Job
Extract the records in full, leaving every picture out.
****************************************
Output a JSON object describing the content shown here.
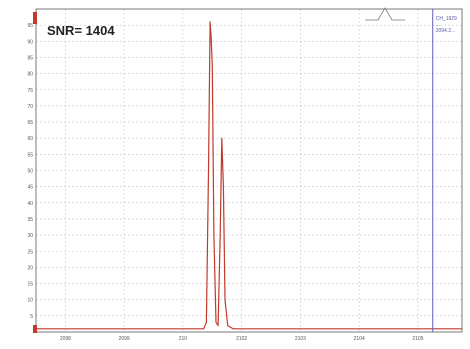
{
  "snr_label": "SNR= 1404",
  "logo_text": "",
  "colors": {
    "signal": "#c0392b",
    "cursor": "#6060c0",
    "grid": "#c8c8c8",
    "frame": "#7a7a7a"
  },
  "chart_data": {
    "type": "line",
    "title": "",
    "xlabel": "",
    "ylabel": "",
    "xlim": [
      2098.0,
      2106.0
    ],
    "ylim": [
      0,
      100
    ],
    "x_ticks": [
      "2098",
      "2099",
      "210",
      "2102",
      "2103",
      "2104",
      "2105"
    ],
    "y_ticks": [
      "5",
      "10",
      "15",
      "20",
      "25",
      "30",
      "35",
      "40",
      "45",
      "50",
      "55",
      "60",
      "65",
      "70",
      "75",
      "80",
      "85",
      "90",
      "95"
    ],
    "grid": true,
    "series": [
      {
        "values": [
          [
            2098.0,
            1.0
          ],
          [
            2101.15,
            1.0
          ],
          [
            2101.2,
            3.0
          ],
          [
            2101.24,
            50.0
          ],
          [
            2101.27,
            96.0
          ],
          [
            2101.29,
            91.0
          ],
          [
            2101.31,
            82.0
          ],
          [
            2101.34,
            30.0
          ],
          [
            2101.38,
            3.0
          ],
          [
            2101.42,
            2.0
          ],
          [
            2101.46,
            30.0
          ],
          [
            2101.49,
            60.0
          ],
          [
            2101.52,
            45.0
          ],
          [
            2101.55,
            10.0
          ],
          [
            2101.6,
            2.0
          ],
          [
            2101.7,
            1.0
          ],
          [
            2106.0,
            1.0
          ]
        ]
      }
    ],
    "cursor": {
      "x": 2105.45,
      "readout": [
        "CH_1929",
        "...",
        "2094.2..."
      ]
    }
  }
}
****************************************
Finished answer
Output a JSON object describing the content shown here.
{
  "snr_label": "SNR= 1404",
  "logo_text": "",
  "colors": {
    "signal": "#c0392b",
    "cursor": "#6060c0",
    "grid": "#c8c8c8",
    "frame": "#7a7a7a"
  },
  "chart_data": {
    "type": "line",
    "title": "",
    "xlabel": "",
    "ylabel": "",
    "xlim": [
      2098.0,
      2106.0
    ],
    "ylim": [
      0,
      100
    ],
    "x_ticks": [
      "2098",
      "2099",
      "210",
      "2102",
      "2103",
      "2104",
      "2105"
    ],
    "y_ticks": [
      "5",
      "10",
      "15",
      "20",
      "25",
      "30",
      "35",
      "40",
      "45",
      "50",
      "55",
      "60",
      "65",
      "70",
      "75",
      "80",
      "85",
      "90",
      "95"
    ],
    "grid": true,
    "series": [
      {
        "values": [
          [
            2098.0,
            1.0
          ],
          [
            2101.15,
            1.0
          ],
          [
            2101.2,
            3.0
          ],
          [
            2101.24,
            50.0
          ],
          [
            2101.27,
            96.0
          ],
          [
            2101.29,
            91.0
          ],
          [
            2101.31,
            82.0
          ],
          [
            2101.34,
            30.0
          ],
          [
            2101.38,
            3.0
          ],
          [
            2101.42,
            2.0
          ],
          [
            2101.46,
            30.0
          ],
          [
            2101.49,
            60.0
          ],
          [
            2101.52,
            45.0
          ],
          [
            2101.55,
            10.0
          ],
          [
            2101.6,
            2.0
          ],
          [
            2101.7,
            1.0
          ],
          [
            2106.0,
            1.0
          ]
        ]
      }
    ],
    "cursor": {
      "x": 2105.45,
      "readout": [
        "CH_1929",
        "...",
        "2094.2..."
      ]
    }
  }
}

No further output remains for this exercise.